> **WORK TO BE COMPLETED**: Write only the number of lines holding the string "JSON".

> **Dataset records**:
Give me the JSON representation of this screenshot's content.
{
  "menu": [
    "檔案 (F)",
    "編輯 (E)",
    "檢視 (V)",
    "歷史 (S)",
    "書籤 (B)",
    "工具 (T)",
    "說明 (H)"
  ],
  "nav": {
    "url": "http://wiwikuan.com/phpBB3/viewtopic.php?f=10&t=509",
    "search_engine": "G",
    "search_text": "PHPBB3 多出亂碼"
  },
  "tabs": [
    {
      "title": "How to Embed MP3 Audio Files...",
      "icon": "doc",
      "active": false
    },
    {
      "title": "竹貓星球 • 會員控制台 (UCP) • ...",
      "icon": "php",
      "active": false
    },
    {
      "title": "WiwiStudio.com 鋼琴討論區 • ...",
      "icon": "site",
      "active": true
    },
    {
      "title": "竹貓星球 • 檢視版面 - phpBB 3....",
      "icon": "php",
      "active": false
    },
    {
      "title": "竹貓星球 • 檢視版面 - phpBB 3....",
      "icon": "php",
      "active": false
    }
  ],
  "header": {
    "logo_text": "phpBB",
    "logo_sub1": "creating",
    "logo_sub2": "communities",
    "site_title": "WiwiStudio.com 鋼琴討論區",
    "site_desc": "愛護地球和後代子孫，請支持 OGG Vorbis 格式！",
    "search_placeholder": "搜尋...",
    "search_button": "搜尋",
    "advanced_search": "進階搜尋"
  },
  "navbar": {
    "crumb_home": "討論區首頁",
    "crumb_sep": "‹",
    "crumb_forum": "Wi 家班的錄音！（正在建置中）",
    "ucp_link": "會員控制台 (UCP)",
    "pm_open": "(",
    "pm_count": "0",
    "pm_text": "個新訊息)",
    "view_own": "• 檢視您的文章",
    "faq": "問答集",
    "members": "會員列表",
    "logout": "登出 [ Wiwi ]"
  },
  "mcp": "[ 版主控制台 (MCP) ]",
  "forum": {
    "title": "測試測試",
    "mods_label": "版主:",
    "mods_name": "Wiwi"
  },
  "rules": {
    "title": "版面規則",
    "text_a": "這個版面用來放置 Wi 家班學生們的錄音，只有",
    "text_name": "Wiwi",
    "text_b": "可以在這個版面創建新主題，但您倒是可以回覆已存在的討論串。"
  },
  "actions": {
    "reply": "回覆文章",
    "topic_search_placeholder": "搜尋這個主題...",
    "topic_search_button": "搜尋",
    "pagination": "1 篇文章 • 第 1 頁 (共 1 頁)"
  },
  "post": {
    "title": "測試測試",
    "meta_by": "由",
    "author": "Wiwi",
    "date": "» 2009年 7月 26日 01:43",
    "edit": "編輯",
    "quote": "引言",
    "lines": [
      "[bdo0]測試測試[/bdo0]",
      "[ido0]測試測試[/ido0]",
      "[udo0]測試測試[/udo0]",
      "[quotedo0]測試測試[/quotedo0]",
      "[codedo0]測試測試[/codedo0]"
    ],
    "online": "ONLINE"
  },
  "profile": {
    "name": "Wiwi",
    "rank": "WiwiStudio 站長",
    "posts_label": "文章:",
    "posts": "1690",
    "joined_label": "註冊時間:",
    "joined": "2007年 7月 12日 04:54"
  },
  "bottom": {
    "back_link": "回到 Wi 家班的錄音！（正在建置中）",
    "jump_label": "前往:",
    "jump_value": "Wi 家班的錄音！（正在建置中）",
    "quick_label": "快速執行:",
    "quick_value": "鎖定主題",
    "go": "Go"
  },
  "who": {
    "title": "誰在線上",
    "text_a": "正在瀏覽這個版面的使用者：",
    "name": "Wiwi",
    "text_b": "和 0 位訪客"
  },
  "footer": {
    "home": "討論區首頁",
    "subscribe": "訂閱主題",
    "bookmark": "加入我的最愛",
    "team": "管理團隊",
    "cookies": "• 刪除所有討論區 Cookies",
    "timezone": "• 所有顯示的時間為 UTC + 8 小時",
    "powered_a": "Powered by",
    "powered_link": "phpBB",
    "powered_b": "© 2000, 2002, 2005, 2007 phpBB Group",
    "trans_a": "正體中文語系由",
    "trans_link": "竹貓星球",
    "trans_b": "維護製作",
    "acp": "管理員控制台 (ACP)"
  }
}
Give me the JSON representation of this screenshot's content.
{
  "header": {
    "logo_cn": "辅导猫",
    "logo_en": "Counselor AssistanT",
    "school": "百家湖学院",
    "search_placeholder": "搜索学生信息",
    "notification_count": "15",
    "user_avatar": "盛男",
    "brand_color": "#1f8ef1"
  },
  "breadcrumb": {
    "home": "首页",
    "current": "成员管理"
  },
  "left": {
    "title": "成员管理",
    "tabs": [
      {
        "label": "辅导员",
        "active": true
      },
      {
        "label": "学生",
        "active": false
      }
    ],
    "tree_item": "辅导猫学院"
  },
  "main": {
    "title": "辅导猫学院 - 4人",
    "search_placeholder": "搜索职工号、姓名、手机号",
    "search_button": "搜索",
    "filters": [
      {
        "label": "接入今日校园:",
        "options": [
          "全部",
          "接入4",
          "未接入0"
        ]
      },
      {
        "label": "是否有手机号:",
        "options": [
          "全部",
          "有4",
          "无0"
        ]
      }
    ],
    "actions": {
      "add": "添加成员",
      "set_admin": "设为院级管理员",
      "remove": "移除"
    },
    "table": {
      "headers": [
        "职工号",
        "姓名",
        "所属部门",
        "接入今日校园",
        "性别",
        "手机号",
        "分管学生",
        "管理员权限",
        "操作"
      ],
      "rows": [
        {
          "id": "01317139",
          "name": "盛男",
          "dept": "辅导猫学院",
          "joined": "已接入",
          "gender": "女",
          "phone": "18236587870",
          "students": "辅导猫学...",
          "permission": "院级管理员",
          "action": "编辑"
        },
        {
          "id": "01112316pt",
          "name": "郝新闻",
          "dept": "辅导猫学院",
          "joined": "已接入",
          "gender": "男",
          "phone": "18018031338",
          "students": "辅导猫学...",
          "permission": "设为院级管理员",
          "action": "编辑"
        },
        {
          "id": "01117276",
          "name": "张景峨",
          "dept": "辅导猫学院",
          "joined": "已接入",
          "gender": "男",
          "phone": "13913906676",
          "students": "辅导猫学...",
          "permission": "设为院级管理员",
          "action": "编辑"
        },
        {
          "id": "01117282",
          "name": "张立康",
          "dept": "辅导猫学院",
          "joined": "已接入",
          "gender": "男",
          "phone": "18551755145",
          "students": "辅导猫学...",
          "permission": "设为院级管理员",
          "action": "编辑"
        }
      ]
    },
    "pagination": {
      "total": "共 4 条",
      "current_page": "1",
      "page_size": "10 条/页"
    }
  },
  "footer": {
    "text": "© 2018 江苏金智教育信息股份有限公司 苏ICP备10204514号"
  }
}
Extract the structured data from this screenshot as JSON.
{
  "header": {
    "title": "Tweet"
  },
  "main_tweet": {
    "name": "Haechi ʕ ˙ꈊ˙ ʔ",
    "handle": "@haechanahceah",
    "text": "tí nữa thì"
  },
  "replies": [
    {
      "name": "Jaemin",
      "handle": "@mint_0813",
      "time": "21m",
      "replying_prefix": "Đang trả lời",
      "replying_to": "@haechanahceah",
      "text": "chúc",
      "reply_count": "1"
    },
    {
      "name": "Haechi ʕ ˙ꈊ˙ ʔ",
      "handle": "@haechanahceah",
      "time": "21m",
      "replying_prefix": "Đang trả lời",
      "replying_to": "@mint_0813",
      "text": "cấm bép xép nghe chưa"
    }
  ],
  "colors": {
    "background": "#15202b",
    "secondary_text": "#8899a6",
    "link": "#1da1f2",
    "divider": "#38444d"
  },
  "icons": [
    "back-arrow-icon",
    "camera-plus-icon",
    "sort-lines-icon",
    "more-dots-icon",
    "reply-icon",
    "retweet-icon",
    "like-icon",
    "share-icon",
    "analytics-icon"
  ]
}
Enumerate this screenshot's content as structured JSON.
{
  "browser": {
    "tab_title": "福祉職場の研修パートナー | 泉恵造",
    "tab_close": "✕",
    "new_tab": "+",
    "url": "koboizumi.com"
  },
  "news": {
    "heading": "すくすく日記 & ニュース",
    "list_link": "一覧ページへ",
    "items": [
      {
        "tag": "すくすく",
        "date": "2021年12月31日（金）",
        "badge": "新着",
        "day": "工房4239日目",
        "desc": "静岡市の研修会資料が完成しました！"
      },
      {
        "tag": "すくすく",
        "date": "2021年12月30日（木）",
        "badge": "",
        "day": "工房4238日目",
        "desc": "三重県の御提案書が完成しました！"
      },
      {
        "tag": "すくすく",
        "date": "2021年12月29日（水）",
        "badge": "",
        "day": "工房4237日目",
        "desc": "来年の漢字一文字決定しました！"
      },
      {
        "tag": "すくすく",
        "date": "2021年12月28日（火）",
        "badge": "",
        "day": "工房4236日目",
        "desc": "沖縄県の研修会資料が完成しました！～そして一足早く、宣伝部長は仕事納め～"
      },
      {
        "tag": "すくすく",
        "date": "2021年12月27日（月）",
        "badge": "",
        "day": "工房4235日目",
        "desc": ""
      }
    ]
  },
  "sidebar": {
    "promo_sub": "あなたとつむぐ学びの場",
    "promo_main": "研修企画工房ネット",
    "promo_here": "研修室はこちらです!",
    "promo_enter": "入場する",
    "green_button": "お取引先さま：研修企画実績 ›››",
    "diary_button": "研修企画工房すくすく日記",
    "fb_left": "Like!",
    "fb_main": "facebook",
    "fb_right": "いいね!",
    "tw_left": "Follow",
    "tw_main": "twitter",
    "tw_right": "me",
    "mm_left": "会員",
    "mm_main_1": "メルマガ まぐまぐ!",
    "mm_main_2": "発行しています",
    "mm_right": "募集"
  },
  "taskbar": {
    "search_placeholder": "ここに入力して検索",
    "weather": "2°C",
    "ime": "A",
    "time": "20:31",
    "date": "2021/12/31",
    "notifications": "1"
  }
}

> **WRITTEN RESPONSE**: 4